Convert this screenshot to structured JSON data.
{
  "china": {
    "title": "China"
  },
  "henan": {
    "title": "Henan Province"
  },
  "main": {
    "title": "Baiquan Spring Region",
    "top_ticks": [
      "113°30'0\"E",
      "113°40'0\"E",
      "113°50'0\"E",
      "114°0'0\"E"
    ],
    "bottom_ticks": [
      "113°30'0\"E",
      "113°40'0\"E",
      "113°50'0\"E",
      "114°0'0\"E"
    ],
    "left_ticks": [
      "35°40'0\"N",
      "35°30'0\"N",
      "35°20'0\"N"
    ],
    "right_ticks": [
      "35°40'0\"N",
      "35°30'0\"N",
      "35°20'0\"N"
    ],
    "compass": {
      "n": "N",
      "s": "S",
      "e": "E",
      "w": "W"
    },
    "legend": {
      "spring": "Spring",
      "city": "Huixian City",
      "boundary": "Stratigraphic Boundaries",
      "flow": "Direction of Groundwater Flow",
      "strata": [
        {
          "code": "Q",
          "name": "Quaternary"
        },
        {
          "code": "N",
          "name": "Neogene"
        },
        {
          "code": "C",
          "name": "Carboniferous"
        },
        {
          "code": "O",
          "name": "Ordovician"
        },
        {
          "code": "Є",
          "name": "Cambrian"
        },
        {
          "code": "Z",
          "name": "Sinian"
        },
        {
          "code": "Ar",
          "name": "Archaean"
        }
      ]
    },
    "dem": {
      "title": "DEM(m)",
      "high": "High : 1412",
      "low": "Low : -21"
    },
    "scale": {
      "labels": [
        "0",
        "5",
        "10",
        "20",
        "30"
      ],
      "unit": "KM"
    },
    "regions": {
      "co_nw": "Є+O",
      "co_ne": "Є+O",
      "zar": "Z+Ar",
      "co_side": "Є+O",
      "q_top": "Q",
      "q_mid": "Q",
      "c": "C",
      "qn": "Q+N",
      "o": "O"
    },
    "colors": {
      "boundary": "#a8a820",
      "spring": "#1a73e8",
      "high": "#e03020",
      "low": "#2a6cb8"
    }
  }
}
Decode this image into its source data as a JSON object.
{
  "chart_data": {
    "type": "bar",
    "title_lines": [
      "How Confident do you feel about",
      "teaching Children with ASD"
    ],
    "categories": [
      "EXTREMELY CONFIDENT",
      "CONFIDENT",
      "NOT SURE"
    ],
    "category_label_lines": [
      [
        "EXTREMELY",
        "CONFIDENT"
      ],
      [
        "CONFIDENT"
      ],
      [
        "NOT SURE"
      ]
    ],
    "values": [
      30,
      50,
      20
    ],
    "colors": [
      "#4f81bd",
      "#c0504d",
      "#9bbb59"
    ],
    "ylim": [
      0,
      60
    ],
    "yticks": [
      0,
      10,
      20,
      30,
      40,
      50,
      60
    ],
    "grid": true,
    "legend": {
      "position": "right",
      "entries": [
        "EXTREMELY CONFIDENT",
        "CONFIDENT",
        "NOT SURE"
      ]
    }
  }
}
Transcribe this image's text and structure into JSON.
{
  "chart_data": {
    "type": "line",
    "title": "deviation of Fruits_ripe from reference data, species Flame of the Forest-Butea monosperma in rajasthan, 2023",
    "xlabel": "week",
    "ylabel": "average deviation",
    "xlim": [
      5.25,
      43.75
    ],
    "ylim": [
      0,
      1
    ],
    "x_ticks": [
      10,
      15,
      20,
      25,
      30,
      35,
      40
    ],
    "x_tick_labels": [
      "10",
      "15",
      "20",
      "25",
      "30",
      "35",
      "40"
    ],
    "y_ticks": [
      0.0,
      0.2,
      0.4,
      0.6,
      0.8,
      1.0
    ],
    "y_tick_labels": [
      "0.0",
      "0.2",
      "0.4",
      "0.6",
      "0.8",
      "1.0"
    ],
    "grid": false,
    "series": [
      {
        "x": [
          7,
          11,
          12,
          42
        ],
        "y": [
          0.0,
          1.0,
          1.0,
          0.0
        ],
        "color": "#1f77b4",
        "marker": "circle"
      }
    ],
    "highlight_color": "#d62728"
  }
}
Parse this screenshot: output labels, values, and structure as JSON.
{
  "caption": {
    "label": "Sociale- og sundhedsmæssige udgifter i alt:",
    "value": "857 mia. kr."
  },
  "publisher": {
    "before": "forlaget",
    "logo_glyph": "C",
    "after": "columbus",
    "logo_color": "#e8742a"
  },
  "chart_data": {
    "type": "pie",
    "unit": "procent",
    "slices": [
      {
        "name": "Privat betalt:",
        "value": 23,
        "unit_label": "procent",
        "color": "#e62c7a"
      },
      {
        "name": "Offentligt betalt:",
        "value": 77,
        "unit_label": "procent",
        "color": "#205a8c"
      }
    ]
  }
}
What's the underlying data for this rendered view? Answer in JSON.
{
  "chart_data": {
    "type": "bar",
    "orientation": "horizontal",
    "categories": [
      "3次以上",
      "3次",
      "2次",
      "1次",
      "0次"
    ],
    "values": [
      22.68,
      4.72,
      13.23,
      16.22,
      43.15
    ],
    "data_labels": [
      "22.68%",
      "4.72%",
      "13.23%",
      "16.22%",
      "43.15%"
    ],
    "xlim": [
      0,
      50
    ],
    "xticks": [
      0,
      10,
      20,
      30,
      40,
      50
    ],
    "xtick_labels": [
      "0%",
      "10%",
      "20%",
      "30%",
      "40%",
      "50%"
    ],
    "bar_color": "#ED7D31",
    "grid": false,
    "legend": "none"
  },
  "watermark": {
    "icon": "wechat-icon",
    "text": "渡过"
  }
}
● ● ● ● ●
▶ **Short task**
Produce an exact copy of all the records.

▶ **Answer to the task**
Convert this screenshot to structured JSON data.
{
  "china": {
    "title": "China"
  },
  "henan": {
    "title": "Henan Province"
  },
  "main": {
    "title": "Baiquan Spring Region",
    "top_ticks": [
      "113°30'0\"E",
      "113°40'0\"E",
      "113°50'0\"E",
      "114°0'0\"E"
    ],
    "bottom_ticks": [
      "113°30'0\"E",
      "113°40'0\"E",
      "113°50'0\"E",
      "114°0'0\"E"
    ],
    "left_ticks": [
      "35°40'0\"N",
      "35°30'0\"N",
      "35°20'0\"N"
    ],
    "right_ticks": [
      "35°40'0\"N",
      "35°30'0\"N",
      "35°20'0\"N"
    ],
    "compass": {
      "n": "N",
      "s": "S",
      "e": "E",
      "w": "W"
    },
    "legend": {
      "spring": "Spring",
      "city": "Huixian City",
      "boundary": "Stratigraphic Boundaries",
      "flow": "Direction of Groundwater Flow",
      "strata": [
        {
          "code": "Q",
          "name": "Quaternary"
        },
        {
          "code": "N",
          "name": "Neogene"
        },
        {
          "code": "C",
          "name": "Carboniferous"
        },
        {
          "code": "O",
          "name": "Ordovician"
        },
        {
          "code": "Є",
          "name": "Cambrian"
        },
        {
          "code": "Z",
          "name": "Sinian"
        },
        {
          "code": "Ar",
          "name": "Archaean"
        }
      ]
    },
    "dem": {
      "title": "DEM(m)",
      "high": "High : 1412",
      "low": "Low : -21"
    },
    "scale": {
      "labels": [
        "0",
        "5",
        "10",
        "20",
        "30"
      ],
      "unit": "KM"
    },
    "regions": {
      "co_nw": "Є+O",
      "co_ne": "Є+O",
      "zar": "Z+Ar",
      "co_side": "Є+O",
      "q_top": "Q",
      "q_mid": "Q",
      "c": "C",
      "qn": "Q+N",
      "o": "O"
    },
    "colors": {
      "boundary": "#a8a820",
      "spring": "#1a73e8",
      "high": "#e03020",
      "low": "#2a6cb8"
    }
  }
}
Decode this image into its source data as a JSON object.
{
  "chart_data": {
    "type": "bar",
    "title_lines": [
      "How Confident do you feel about",
      "teaching Children with ASD"
    ],
    "categories": [
      "EXTREMELY CONFIDENT",
      "CONFIDENT",
      "NOT SURE"
    ],
    "category_label_lines": [
      [
        "EXTREMELY",
        "CONFIDENT"
      ],
      [
        "CONFIDENT"
      ],
      [
        "NOT SURE"
      ]
    ],
    "values": [
      30,
      50,
      20
    ],
    "colors": [
      "#4f81bd",
      "#c0504d",
      "#9bbb59"
    ],
    "ylim": [
      0,
      60
    ],
    "yticks": [
      0,
      10,
      20,
      30,
      40,
      50,
      60
    ],
    "grid": true,
    "legend": {
      "position": "right",
      "entries": [
        "EXTREMELY CONFIDENT",
        "CONFIDENT",
        "NOT SURE"
      ]
    }
  }
}
Transcribe this image's text and structure into JSON.
{
  "chart_data": {
    "type": "line",
    "title": "deviation of Fruits_ripe from reference data, species Flame of the Forest-Butea monosperma in rajasthan, 2023",
    "xlabel": "week",
    "ylabel": "average deviation",
    "xlim": [
      5.25,
      43.75
    ],
    "ylim": [
      0,
      1
    ],
    "x_ticks": [
      10,
      15,
      20,
      25,
      30,
      35,
      40
    ],
    "x_tick_labels": [
      "10",
      "15",
      "20",
      "25",
      "30",
      "35",
      "40"
    ],
    "y_ticks": [
      0.0,
      0.2,
      0.4,
      0.6,
      0.8,
      1.0
    ],
    "y_tick_labels": [
      "0.0",
      "0.2",
      "0.4",
      "0.6",
      "0.8",
      "1.0"
    ],
    "grid": false,
    "series": [
      {
        "x": [
          7,
          11,
          12,
          42
        ],
        "y": [
          0.0,
          1.0,
          1.0,
          0.0
        ],
        "color": "#1f77b4",
        "marker": "circle"
      }
    ],
    "highlight_color": "#d62728"
  }
}
Parse this screenshot: output labels, values, and structure as JSON.
{
  "caption": {
    "label": "Sociale- og sundhedsmæssige udgifter i alt:",
    "value": "857 mia. kr."
  },
  "publisher": {
    "before": "forlaget",
    "logo_glyph": "C",
    "after": "columbus",
    "logo_color": "#e8742a"
  },
  "chart_data": {
    "type": "pie",
    "unit": "procent",
    "slices": [
      {
        "name": "Privat betalt:",
        "value": 23,
        "unit_label": "procent",
        "color": "#e62c7a"
      },
      {
        "name": "Offentligt betalt:",
        "value": 77,
        "unit_label": "procent",
        "color": "#205a8c"
      }
    ]
  }
}
What's the underlying data for this rendered view? Answer in JSON.
{
  "chart_data": {
    "type": "bar",
    "orientation": "horizontal",
    "categories": [
      "3次以上",
      "3次",
      "2次",
      "1次",
      "0次"
    ],
    "values": [
      22.68,
      4.72,
      13.23,
      16.22,
      43.15
    ],
    "data_labels": [
      "22.68%",
      "4.72%",
      "13.23%",
      "16.22%",
      "43.15%"
    ],
    "xlim": [
      0,
      50
    ],
    "xticks": [
      0,
      10,
      20,
      30,
      40,
      50
    ],
    "xtick_labels": [
      "0%",
      "10%",
      "20%",
      "30%",
      "40%",
      "50%"
    ],
    "bar_color": "#ED7D31",
    "grid": false,
    "legend": "none"
  },
  "watermark": {
    "icon": "wechat-icon",
    "text": "渡过"
  }
}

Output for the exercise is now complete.